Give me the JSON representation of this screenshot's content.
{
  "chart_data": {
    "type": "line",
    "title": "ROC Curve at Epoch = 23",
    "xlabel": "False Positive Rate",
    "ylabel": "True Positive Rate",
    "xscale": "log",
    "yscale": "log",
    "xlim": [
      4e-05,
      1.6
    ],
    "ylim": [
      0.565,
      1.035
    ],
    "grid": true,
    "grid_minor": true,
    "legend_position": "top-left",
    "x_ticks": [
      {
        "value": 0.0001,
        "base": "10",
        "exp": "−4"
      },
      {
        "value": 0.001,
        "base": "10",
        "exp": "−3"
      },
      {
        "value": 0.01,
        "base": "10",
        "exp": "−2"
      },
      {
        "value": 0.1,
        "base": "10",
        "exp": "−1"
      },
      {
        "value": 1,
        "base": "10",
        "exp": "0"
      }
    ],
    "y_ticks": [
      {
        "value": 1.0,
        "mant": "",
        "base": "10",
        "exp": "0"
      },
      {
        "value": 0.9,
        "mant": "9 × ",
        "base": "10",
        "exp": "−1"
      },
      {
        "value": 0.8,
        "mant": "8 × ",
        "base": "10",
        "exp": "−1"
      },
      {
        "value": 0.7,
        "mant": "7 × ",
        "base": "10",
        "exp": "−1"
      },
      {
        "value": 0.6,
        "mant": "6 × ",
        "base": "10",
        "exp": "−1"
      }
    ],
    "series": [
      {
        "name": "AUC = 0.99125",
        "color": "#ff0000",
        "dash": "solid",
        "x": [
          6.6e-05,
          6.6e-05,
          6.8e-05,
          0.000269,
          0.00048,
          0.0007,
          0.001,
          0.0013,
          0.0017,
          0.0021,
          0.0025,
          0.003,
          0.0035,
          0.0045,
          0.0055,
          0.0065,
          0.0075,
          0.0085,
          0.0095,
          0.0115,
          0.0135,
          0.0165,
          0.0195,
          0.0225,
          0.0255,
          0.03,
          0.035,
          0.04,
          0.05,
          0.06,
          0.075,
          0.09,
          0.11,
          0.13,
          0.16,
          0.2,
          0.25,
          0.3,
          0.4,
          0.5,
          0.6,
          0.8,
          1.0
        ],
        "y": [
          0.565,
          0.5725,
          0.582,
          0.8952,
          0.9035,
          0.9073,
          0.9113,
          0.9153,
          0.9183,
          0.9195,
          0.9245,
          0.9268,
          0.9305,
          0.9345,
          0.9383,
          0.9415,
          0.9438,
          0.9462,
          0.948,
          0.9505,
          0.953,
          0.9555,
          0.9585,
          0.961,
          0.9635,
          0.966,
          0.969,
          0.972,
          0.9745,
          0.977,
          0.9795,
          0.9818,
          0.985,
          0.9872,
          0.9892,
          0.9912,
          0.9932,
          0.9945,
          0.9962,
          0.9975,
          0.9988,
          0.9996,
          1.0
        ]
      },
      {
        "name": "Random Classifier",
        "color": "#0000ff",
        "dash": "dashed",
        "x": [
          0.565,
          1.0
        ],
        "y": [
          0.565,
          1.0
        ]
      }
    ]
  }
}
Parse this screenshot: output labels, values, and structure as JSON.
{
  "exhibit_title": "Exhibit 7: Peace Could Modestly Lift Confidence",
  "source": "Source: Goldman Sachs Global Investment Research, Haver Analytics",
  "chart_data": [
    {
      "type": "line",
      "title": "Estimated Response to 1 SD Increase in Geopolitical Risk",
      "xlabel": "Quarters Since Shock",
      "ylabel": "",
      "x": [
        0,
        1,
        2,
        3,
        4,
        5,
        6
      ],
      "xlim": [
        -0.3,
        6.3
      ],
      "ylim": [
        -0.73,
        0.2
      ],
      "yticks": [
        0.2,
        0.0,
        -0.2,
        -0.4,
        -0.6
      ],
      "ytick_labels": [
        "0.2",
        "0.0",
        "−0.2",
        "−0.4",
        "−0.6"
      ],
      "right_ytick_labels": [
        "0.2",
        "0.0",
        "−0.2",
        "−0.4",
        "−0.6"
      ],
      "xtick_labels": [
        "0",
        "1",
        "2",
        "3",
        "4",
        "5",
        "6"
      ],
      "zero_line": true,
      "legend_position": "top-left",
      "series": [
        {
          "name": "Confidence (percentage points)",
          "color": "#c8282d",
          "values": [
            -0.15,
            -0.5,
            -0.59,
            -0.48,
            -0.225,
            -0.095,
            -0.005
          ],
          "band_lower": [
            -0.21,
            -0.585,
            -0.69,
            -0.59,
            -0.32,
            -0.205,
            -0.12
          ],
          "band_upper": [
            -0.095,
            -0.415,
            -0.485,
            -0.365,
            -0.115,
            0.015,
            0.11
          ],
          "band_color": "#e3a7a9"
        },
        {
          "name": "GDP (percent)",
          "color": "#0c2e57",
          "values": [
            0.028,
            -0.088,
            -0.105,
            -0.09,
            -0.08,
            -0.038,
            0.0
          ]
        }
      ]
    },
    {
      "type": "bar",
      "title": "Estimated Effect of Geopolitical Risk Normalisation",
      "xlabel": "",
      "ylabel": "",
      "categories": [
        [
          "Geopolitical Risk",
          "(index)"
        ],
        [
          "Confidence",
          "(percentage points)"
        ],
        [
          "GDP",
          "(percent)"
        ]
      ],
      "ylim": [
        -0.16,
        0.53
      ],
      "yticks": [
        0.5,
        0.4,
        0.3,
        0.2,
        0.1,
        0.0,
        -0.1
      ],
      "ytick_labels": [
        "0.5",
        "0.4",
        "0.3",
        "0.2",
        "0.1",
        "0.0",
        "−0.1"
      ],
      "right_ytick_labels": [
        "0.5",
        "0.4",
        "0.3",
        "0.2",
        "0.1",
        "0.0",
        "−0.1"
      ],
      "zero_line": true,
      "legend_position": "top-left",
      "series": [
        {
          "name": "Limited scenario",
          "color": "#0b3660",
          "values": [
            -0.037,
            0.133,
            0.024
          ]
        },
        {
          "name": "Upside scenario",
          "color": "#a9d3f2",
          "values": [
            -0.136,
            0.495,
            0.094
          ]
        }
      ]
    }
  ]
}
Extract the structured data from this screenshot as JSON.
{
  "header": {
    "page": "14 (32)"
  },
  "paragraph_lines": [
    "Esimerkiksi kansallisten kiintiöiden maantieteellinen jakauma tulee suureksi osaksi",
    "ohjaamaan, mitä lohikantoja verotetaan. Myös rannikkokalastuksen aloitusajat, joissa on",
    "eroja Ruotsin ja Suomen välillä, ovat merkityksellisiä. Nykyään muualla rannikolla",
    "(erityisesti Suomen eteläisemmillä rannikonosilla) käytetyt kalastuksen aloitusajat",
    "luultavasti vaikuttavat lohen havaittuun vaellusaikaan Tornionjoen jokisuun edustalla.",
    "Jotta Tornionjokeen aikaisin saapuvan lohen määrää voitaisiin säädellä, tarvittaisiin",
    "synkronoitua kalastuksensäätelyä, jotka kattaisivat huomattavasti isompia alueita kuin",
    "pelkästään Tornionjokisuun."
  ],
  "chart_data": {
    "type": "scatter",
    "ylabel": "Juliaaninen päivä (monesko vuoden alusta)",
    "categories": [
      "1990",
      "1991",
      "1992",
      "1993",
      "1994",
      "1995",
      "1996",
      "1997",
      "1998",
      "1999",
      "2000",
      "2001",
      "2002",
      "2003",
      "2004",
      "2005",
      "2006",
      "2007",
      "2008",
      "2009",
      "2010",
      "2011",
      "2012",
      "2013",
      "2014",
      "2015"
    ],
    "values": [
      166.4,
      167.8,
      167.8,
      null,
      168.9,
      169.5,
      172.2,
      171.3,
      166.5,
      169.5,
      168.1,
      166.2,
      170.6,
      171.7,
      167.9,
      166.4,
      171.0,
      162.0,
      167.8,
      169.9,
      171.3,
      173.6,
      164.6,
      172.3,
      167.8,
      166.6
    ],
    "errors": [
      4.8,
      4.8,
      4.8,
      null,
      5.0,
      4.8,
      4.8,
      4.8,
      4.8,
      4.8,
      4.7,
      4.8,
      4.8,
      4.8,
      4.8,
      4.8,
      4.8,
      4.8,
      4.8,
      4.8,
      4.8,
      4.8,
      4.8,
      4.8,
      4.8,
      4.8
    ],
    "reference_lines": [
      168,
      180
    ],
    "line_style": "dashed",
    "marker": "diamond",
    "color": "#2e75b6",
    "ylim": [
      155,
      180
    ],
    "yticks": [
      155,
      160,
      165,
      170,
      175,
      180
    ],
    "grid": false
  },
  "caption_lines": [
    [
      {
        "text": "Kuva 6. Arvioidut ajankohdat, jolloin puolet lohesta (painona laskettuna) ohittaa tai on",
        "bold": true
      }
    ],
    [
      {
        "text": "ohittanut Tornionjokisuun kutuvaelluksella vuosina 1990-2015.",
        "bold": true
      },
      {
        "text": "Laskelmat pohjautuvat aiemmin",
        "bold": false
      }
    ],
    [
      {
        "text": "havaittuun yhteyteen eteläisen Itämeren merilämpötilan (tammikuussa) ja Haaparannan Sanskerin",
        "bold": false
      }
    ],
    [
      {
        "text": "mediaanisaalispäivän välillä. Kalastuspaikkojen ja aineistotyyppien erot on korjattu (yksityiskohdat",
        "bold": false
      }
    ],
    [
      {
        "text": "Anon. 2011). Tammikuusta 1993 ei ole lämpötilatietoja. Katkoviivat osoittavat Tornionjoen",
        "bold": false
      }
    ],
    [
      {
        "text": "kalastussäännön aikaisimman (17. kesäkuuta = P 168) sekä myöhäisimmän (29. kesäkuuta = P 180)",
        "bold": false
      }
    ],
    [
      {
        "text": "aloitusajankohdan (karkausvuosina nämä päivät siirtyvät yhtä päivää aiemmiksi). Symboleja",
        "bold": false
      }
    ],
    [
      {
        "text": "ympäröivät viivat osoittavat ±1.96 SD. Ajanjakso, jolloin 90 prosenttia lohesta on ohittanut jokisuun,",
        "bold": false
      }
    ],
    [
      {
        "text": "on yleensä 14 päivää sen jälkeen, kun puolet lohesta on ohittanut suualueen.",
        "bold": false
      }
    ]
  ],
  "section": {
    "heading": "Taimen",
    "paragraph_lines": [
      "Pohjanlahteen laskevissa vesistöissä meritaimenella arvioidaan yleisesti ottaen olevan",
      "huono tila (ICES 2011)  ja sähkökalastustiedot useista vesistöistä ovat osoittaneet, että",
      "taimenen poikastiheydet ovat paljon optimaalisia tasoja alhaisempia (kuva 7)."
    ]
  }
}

* * *

**TASK TO CARRY OUT**. Using the records above, find and show each line with the string "scenario".

**ANSWER IN FULL**.
          "name": "Limited scenario",
          "name": "Upside scenario",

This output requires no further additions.